## [FRAGMENTO SELECCIONADO]
+ + + + +

El nacionalismo tarifario de Washington ha convertido a sus propios pueblos en víctimas colaterales: la economía de las localidades fronterizas con Canadá se desangra mientras el trumpismo pide más gasolina al fuego.
BOICOT CANADIENSE: UNA RESPUESTA POPULAR A LA SOBERBIA TRUMPISTA
Estados Unidos ha vuelto a toparse con una lección básica de política internacional: el poder no se impone, se negocia. Desde que Donald Trump decidiera relanzar su guerra comercial global en 2025, con una retórica imperialista que incluía la «anexión económica» de Canadá, el país vecino respondió con algo mucho más devastador que una amenaza: un boicot.
Cae el turismo, caen las ventas, caen los puestos de trabajo.
Según Bloomberg Businessweek, la caída del gasto canadiense es generalizada, pero golpea especialmente en lugares como Point Roberts, en el estado de Washington, una localidad literalmente encajada en la frontera que depende en un 80 % del turismo canadiense. Las ventas del supermercado local se han desplomado un 30 %. Las tiendas de recogida de paquetes han cerrado. Los bares se vacían. Y los restaurantes, como el Saltwater Café o el Pier, están al borde del cierre.

+ + + + +

## [EJERCICIO A]
Enumera los tipos de negocio de Point Roberts afectados por la caída del gasto canadiense, según el texto sobre el boicot canadiense.
## [EJERCICIO B]
Continúa el texto sobre el boicot canadiense a partir de su última oración.

+ + + + +

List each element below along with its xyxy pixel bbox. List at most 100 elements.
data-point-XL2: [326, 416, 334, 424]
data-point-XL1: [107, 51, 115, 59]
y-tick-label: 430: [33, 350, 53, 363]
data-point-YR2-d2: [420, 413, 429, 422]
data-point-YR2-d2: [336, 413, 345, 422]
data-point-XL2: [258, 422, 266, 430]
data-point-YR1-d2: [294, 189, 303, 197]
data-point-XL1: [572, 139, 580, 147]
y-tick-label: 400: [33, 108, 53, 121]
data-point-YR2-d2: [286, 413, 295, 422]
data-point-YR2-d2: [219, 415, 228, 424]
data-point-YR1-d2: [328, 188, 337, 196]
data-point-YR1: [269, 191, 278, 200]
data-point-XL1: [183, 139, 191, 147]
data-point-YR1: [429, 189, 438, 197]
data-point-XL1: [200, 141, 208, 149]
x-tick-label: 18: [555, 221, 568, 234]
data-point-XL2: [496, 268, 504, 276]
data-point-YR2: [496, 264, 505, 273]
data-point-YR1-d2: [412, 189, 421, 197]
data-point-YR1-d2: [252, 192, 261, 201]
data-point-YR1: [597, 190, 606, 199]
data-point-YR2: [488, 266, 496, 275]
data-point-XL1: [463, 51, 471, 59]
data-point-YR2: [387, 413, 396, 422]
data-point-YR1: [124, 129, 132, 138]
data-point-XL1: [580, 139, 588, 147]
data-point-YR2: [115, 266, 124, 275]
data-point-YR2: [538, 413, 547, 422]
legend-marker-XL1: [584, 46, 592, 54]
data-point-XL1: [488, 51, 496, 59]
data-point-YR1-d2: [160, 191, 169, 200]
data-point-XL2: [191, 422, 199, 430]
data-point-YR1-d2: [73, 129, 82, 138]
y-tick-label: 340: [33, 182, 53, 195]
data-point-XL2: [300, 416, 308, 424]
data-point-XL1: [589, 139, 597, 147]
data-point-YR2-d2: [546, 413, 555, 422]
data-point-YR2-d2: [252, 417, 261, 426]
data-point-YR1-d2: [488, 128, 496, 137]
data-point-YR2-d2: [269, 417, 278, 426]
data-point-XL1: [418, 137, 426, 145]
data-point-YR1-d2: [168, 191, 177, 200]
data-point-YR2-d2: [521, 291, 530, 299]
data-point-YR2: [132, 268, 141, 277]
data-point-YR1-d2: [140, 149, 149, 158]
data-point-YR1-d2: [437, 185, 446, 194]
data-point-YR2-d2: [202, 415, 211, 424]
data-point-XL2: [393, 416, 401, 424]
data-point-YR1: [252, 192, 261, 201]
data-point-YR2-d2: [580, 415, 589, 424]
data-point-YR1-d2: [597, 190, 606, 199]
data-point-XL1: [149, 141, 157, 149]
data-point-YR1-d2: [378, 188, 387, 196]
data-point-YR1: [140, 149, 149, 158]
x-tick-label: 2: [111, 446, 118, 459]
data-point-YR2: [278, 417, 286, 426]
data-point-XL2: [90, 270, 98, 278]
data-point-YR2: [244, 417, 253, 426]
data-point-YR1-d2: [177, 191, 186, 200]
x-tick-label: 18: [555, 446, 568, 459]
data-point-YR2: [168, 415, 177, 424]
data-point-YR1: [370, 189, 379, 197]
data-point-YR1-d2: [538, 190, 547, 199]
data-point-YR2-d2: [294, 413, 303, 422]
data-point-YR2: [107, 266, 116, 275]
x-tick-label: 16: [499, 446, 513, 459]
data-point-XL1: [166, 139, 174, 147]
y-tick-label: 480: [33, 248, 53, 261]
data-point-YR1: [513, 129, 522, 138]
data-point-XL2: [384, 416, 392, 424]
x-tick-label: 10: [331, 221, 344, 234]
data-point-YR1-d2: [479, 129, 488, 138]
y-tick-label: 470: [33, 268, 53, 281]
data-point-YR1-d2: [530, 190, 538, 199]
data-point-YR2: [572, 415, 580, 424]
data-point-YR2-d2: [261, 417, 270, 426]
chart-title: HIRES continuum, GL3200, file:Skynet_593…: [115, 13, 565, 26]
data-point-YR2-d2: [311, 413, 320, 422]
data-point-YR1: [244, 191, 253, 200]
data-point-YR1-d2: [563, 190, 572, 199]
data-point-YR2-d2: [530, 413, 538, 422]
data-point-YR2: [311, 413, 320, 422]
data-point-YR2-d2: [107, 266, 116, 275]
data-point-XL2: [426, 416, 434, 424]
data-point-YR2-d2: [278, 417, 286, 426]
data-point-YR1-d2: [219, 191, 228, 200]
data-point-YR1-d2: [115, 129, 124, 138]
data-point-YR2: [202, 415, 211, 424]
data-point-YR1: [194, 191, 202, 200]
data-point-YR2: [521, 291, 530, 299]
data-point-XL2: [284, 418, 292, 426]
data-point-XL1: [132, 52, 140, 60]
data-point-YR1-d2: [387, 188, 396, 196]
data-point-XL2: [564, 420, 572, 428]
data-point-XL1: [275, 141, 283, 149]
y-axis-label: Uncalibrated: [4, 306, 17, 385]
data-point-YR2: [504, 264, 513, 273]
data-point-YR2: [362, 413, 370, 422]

+ + + + +

## [RESPUESTA ESPERADA A]
- Supermercado local
- Tiendas de recogida de paquetes
- Bares
- Restaurantes

## [RESPUESTA ESPERADA B]
Los que votaron a Trump ahora ven cómo sus negocios colapsan mientras las tarifas se les vuelven en contra.
El Rubber Duck Museum, una atracción local, ha tenido que mudarse a Canadá porque sus productos —de fabricación china— triplicaron su precio por culpa de los aranceles de Trump. En Blaine, otra ciudad fronteriza, el tráfico desde Canadá ha caído un 52 % en abril. Y no, no hay pandemia ni cierre de fronteras. Solo hay hastío.
Las cifras lo dicen todo: Washington es uno de los estados más dependientes del comercio internacional de EE.UU., con un 40 % de su empleo ligado a las exportaciones. Los productores de manzanas, cerezas o arándanos se están viendo atrapados entre tarifas cruzadas y represalias. Y mientras tanto, las administraciones locales se enfrentan a recortes: en Blaine, ya han despedido a personal municipal por la pérdida de ingresos fiscales.
UNA NACIÓN INCAPAZ DE MIRARSE AL ESPEJO
El trumpismo ha convertido la política exterior en un juego de provocaciones infantiles.
Trump amenaza con “forzar económicamente” a Canadá para que se someta a su voluntad, como si el país vecino fuera una colonia díscola. Ha dicho públicamente que Canadá debería ser parte de Estados Unidos. Y en respuesta, la población canadiense ha hecho algo muy estadounidense: votar con la cartera.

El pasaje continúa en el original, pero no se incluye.